Images are excluded; otherwise, output every record exactly.

====== Information given ======

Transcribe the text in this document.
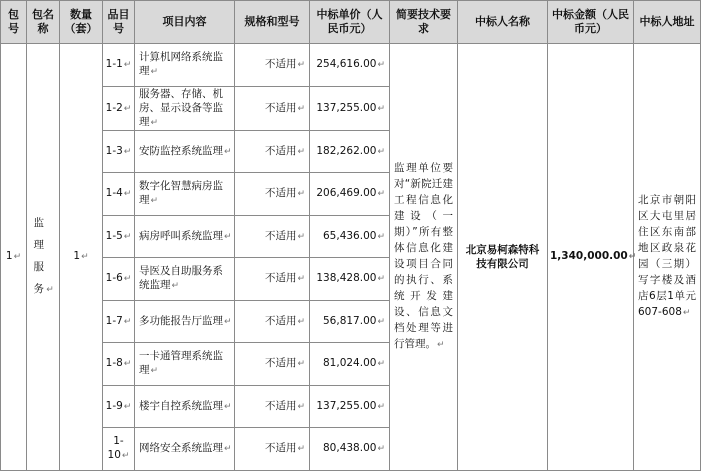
包号	包名称	数量（套）	品目号	项目内容	规格和型号	中标单价（人民币元）	简要技术要求	中标人名称	中标金额（人民币元）	中标人地址
1↵	监理服务 ↵	1↵	1-1↵	计算机网络系统监理↵	不适用↵	254,616.00↵	监理单位要对“新院迁建工程信息化建设（一期）”所有整体信息化建设项目合同的执行、系统开发建设、信息文档处理等进行管理。↵	北京易柯森特科技有限公司	1,340,000.00↵	北京市朝阳区大屯里居住区东南部地区政泉花园（三期）写字楼及酒店6层1单元607-608↵
			1-2↵	服务器、存储、机房、显示设备等监理↵	不适用↵	137,255.00↵				
			1-3↵	安防监控系统监理↵	不适用↵	182,262.00↵				
			1-4↵	数字化智慧病房监理↵	不适用↵	206,469.00↵				
			1-5↵	病房呼叫系统监理↵	不适用↵	65,436.00↵				
			1-6↵	导医及自助服务系统监理↵	不适用↵	138,428.00↵				
			1-7↵	多功能报告厅监理↵	不适用↵	56,817.00↵				
			1-8↵	一卡通管理系统监理↵	不适用↵	81,024.00↵				
			1-9↵	楼宇自控系统监理↵	不适用↵	137,255.00↵				
			1-10↵	网络安全系统监理↵	不适用↵	80,438.00↵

======

### Written reply
Transcribe the text in this document.
包号	包名称	数量（套）	品目号	项目内容	规格和型号	中标单价（人民币元）	简要技术要求	中标人名称	中标金额（人民币元）	中标人地址
1↵	监理服务 ↵	1↵	1-1↵	计算机网络系统监理↵	不适用↵	254,616.00↵	监理单位要对“新院迁建工程信息化建设（一期）”所有整体信息化建设项目合同的执行、系统开发建设、信息文档处理等进行管理。↵	北京易柯森特科技有限公司	1,340,000.00↵	北京市朝阳区大屯里居住区东南部地区政泉花园（三期）写字楼及酒店6层1单元607-608↵
			1-2↵	服务器、存储、机房、显示设备等监理↵	不适用↵	137,255.00↵				
			1-3↵	安防监控系统监理↵	不适用↵	182,262.00↵				
			1-4↵	数字化智慧病房监理↵	不适用↵	206,469.00↵				
			1-5↵	病房呼叫系统监理↵	不适用↵	65,436.00↵				
			1-6↵	导医及自助服务系统监理↵	不适用↵	138,428.00↵				
			1-7↵	多功能报告厅监理↵	不适用↵	56,817.00↵				
			1-8↵	一卡通管理系统监理↵	不适用↵	81,024.00↵				
			1-9↵	楼宇自控系统监理↵	不适用↵	137,255.00↵				
			1-10↵	网络安全系统监理↵	不适用↵	80,438.00↵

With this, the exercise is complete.